Required work:
Tally the lines holding the string "JSON" and reply with that number alone.

Entries:
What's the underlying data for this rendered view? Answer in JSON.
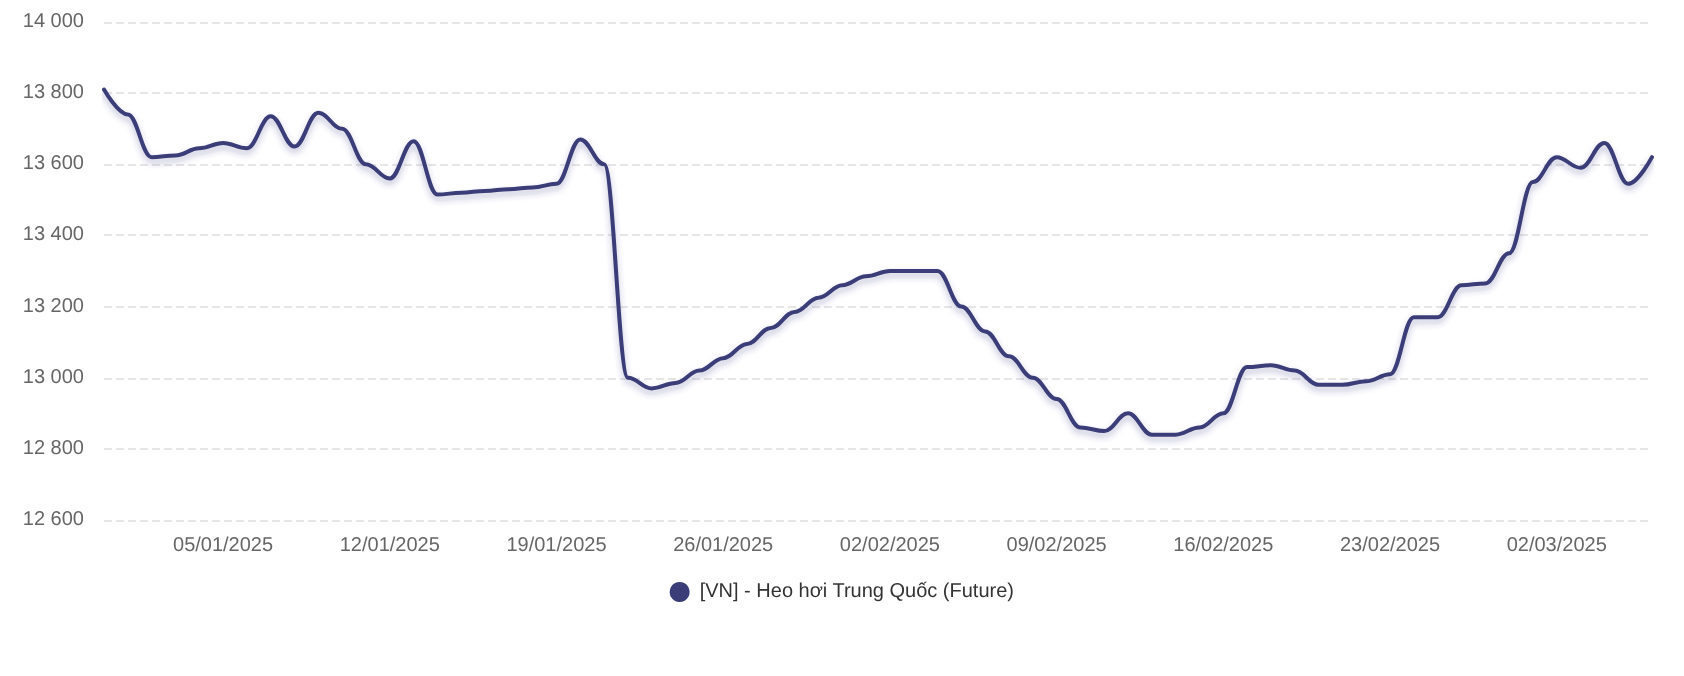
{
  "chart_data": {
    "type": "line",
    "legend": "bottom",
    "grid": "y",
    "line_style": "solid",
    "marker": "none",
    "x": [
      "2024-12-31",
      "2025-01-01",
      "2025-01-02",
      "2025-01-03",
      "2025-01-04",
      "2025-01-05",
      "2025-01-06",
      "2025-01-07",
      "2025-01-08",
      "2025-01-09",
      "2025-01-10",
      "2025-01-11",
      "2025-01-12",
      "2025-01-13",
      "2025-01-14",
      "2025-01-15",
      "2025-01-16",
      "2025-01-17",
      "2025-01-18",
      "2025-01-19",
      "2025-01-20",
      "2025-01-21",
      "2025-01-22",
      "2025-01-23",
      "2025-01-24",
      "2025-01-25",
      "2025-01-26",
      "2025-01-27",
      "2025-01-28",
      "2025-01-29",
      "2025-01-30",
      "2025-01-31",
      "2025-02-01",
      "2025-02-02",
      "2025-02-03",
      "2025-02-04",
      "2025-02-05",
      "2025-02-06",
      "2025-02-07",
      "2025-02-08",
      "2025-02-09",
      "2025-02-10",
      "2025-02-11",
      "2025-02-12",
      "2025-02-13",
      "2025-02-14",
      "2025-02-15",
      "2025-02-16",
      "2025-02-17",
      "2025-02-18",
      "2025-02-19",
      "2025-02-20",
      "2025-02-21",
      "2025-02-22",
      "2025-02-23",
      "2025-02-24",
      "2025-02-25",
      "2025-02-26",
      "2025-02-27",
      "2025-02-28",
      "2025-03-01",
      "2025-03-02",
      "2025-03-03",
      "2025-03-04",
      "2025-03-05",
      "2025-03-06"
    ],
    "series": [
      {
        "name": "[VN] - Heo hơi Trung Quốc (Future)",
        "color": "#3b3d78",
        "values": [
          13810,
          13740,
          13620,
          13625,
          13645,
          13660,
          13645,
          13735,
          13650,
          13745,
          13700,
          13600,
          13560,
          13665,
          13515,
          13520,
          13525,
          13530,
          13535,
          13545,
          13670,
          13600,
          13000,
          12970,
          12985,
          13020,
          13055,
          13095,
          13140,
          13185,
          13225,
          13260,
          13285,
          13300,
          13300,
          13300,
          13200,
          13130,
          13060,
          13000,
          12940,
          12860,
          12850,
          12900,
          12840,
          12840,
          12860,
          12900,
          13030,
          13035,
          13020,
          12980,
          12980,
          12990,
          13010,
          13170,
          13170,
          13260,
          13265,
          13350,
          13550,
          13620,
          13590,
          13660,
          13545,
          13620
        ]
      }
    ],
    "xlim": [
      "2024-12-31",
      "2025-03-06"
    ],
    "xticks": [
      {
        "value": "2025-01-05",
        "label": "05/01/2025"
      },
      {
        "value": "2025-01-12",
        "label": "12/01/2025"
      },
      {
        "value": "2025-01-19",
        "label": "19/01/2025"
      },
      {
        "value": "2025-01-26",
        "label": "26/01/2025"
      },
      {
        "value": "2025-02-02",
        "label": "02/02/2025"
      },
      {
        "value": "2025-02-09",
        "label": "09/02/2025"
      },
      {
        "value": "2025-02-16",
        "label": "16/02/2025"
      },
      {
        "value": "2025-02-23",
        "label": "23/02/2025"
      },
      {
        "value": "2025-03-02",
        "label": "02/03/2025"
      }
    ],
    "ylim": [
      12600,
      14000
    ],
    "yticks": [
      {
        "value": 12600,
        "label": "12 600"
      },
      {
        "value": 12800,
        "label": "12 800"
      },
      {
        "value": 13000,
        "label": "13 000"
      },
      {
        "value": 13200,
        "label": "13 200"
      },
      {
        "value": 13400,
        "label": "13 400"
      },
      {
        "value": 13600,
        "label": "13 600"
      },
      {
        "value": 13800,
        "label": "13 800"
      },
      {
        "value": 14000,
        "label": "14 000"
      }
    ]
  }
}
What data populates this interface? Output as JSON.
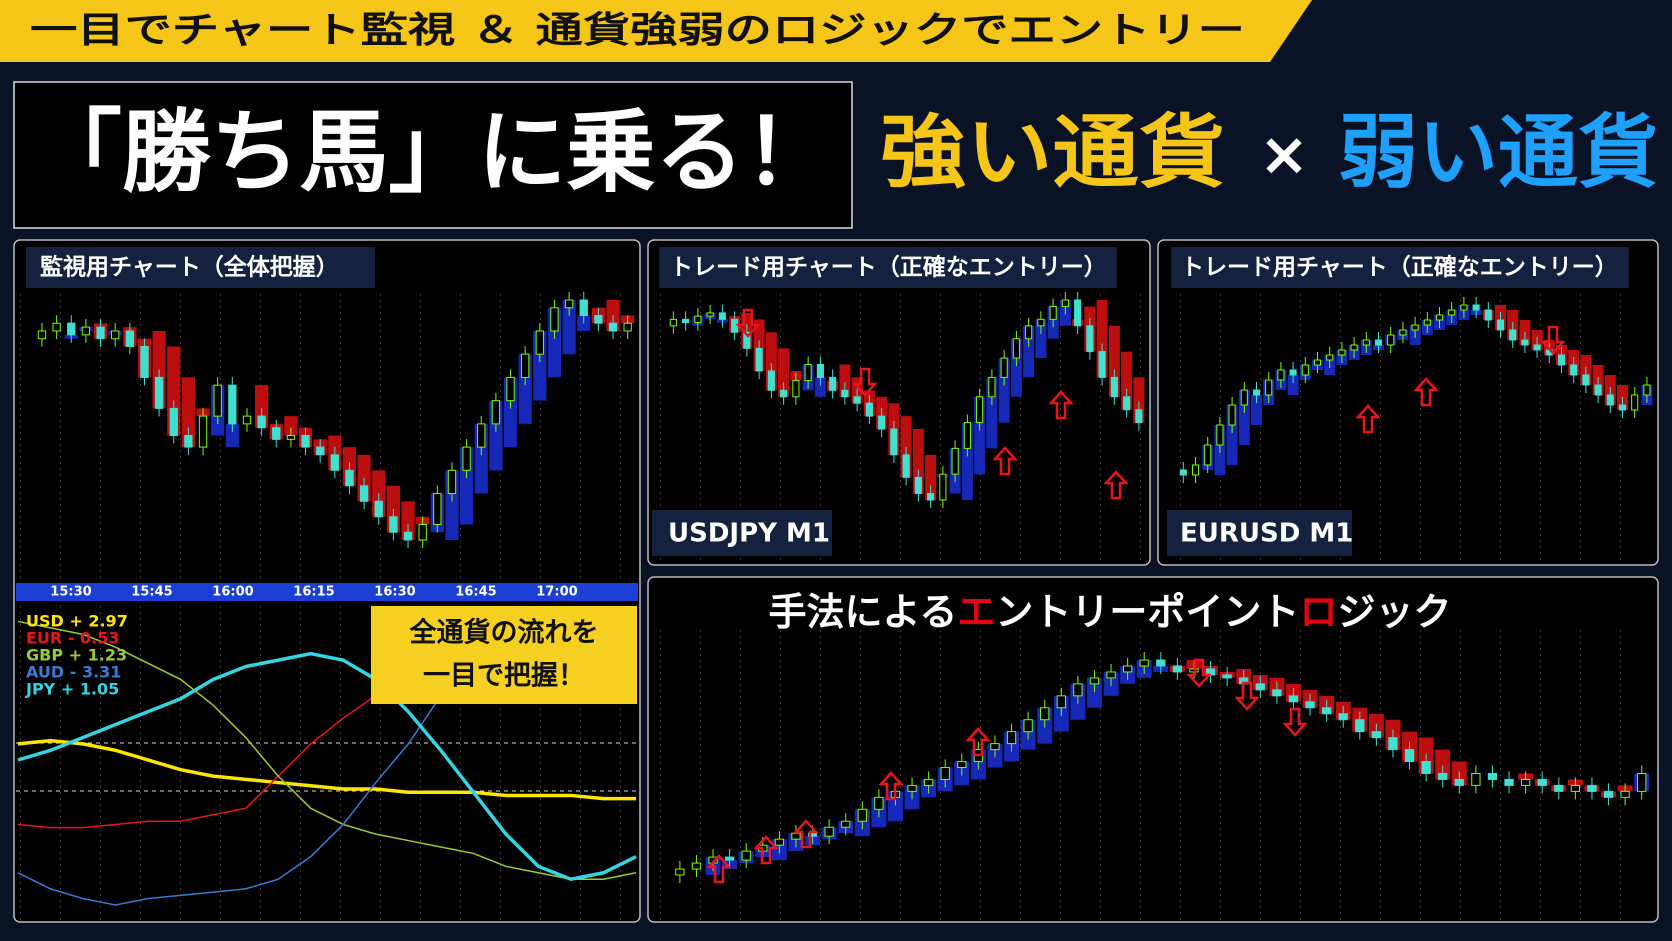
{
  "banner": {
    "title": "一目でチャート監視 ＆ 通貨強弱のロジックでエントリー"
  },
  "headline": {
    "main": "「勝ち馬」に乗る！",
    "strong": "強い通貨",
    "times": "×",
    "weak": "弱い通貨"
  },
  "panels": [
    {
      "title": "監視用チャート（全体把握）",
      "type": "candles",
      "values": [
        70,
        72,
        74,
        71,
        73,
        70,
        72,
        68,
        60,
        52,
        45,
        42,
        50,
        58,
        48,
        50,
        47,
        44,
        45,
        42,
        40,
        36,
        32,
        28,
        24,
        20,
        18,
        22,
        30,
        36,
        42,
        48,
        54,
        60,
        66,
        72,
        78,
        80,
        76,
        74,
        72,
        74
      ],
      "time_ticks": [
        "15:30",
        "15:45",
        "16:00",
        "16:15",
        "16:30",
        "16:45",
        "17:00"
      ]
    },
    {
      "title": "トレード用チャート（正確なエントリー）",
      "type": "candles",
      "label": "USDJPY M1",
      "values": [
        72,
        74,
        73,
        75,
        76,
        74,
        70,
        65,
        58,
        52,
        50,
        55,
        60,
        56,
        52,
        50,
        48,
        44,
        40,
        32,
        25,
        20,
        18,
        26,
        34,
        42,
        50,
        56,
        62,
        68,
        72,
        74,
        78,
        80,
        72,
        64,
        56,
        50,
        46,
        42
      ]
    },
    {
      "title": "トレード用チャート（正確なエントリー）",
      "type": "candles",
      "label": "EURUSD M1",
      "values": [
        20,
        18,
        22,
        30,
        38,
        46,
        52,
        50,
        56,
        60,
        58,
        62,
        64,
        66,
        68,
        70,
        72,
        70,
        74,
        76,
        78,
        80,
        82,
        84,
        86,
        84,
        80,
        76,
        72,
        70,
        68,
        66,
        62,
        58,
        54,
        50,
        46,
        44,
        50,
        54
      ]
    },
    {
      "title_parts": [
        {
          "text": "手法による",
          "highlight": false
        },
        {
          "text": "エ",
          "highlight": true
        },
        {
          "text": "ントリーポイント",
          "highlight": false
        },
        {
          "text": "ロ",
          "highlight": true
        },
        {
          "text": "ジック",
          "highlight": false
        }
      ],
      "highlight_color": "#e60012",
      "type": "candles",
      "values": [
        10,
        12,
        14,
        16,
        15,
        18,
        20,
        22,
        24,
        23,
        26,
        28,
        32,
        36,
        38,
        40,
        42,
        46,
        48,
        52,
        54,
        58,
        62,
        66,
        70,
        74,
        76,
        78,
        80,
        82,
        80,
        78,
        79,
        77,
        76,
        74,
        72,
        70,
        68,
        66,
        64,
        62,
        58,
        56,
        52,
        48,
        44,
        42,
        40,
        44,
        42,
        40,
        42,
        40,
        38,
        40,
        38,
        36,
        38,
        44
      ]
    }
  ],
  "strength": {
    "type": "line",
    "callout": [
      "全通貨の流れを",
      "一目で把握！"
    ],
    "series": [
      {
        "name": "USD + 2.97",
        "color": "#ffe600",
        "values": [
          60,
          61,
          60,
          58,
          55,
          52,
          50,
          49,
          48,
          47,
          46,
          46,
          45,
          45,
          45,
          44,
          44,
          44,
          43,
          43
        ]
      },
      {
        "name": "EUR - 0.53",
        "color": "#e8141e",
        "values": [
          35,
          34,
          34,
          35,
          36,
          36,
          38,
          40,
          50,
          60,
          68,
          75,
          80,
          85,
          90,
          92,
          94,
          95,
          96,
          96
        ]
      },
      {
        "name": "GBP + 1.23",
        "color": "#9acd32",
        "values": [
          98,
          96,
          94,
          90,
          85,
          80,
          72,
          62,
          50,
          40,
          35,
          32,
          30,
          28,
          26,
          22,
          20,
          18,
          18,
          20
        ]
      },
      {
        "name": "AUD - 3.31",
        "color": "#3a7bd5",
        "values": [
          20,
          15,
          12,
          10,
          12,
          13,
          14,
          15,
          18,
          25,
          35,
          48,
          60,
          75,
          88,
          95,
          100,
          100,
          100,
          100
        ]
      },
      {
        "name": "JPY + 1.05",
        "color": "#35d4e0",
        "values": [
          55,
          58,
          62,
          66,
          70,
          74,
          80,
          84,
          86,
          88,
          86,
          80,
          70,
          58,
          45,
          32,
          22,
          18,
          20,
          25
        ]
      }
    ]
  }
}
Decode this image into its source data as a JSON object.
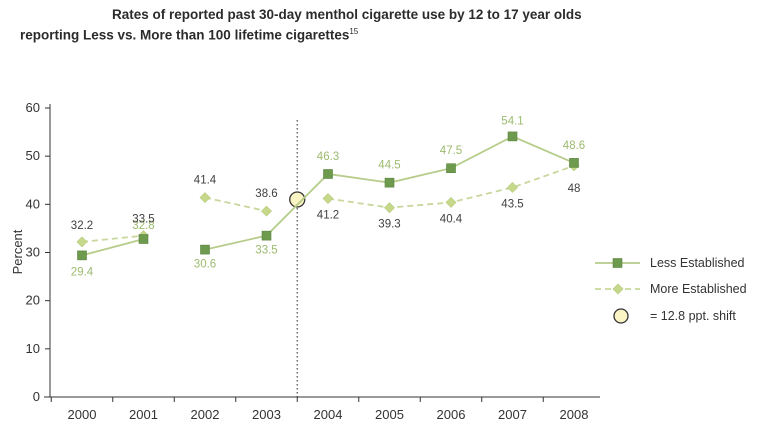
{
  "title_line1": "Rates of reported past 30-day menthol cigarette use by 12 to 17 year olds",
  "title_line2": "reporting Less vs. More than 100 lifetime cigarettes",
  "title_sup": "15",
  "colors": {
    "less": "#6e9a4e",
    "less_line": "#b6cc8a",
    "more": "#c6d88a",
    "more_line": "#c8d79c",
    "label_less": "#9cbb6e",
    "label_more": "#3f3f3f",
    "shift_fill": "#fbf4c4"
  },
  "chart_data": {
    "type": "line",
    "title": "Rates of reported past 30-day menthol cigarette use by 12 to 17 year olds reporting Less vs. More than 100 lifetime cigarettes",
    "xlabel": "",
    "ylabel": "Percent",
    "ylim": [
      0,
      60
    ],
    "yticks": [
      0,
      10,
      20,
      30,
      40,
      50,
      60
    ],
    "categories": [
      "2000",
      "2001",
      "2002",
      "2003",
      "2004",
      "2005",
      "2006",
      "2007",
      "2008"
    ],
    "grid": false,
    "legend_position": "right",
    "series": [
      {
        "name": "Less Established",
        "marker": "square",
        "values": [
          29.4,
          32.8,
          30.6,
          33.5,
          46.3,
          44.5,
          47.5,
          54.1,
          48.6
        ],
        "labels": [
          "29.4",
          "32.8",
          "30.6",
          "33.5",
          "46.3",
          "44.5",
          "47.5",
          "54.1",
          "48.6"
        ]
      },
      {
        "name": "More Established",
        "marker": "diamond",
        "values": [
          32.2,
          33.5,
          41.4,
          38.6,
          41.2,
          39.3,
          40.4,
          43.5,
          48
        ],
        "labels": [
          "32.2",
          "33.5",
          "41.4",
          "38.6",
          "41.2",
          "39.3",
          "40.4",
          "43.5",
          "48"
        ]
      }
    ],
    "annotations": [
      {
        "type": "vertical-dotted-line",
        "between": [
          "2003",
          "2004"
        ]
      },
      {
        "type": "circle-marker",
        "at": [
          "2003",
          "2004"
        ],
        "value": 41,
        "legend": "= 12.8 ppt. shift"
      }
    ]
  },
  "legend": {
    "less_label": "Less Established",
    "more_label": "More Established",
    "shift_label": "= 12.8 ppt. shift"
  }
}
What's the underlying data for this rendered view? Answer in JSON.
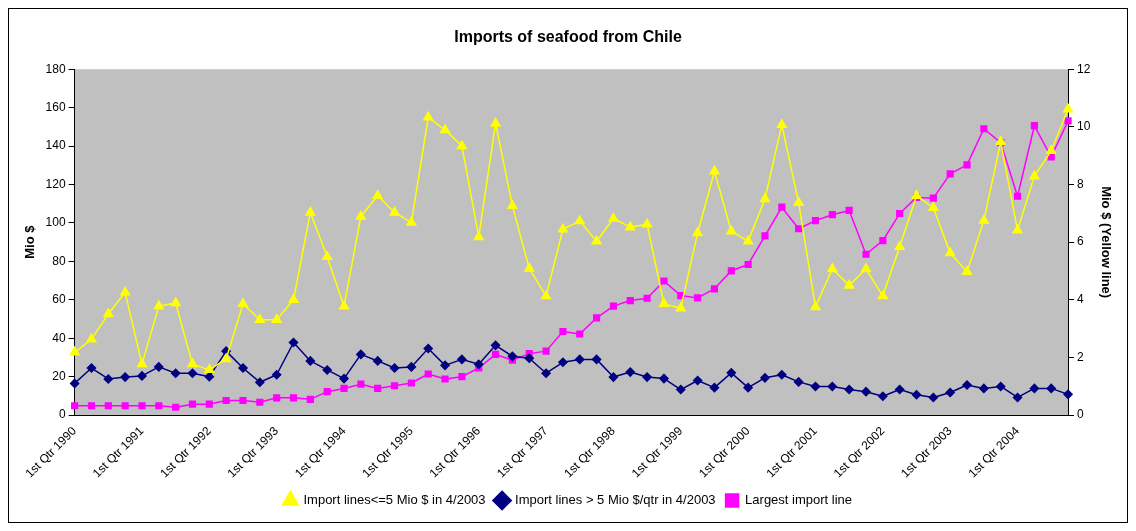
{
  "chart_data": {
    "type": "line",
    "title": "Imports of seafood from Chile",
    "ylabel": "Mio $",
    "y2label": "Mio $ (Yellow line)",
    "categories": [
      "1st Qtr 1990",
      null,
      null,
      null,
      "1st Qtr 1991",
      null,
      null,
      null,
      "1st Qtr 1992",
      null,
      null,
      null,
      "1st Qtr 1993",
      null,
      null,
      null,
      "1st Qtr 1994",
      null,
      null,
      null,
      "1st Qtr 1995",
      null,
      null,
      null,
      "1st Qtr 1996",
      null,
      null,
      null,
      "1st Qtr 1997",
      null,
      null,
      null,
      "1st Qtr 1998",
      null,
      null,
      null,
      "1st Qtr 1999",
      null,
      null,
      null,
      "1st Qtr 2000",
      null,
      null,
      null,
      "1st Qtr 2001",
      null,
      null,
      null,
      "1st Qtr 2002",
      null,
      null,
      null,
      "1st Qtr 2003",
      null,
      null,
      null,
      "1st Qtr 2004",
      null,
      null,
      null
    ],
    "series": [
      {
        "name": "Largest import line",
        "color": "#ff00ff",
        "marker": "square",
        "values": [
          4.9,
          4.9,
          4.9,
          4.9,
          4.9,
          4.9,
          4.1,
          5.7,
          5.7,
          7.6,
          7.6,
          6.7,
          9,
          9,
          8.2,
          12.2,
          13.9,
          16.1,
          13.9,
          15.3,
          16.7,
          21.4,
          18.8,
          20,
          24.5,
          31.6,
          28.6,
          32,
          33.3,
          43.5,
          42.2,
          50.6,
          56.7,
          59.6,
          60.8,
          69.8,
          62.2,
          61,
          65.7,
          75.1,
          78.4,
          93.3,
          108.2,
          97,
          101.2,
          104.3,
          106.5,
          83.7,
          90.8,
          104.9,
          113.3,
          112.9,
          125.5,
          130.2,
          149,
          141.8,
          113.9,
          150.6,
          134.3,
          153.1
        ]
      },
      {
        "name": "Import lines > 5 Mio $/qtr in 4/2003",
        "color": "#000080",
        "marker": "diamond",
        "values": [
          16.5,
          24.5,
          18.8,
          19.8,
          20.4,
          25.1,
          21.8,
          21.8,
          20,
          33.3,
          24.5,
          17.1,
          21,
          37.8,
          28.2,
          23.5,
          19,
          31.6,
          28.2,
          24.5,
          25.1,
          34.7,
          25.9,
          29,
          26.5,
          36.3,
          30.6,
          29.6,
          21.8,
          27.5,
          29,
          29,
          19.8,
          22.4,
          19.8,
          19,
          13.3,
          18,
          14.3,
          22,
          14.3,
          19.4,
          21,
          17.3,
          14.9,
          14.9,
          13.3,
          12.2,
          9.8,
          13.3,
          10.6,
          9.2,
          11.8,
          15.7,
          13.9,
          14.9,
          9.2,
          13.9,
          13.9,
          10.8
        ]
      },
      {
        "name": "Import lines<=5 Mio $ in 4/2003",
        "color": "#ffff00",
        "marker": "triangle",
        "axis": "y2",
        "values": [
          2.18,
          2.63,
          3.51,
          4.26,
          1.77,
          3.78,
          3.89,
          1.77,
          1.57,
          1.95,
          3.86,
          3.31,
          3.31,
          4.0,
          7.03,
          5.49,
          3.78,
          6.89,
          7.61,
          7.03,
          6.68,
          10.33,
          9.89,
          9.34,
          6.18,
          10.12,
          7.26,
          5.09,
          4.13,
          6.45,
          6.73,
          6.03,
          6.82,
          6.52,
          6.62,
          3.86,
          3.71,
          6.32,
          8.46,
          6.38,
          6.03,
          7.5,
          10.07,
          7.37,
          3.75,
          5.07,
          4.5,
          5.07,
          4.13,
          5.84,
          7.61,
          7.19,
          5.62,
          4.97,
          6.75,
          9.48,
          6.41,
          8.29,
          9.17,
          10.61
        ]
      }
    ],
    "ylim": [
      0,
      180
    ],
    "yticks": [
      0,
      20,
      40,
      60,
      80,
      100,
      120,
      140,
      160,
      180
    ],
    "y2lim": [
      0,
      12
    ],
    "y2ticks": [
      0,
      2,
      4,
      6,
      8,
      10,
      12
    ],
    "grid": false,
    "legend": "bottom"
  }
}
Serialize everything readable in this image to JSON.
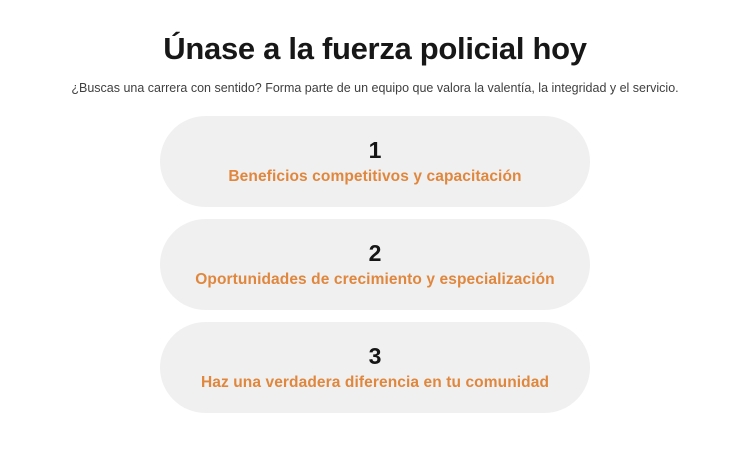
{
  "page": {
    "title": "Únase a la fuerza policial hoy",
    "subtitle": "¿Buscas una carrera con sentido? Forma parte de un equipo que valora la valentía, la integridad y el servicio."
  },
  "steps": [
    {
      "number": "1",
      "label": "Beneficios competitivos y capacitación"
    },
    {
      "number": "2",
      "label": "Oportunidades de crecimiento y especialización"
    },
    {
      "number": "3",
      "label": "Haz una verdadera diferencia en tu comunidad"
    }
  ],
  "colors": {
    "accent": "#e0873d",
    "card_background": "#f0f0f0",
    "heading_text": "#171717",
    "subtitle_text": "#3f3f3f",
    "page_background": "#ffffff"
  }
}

Answer for this exercise:
5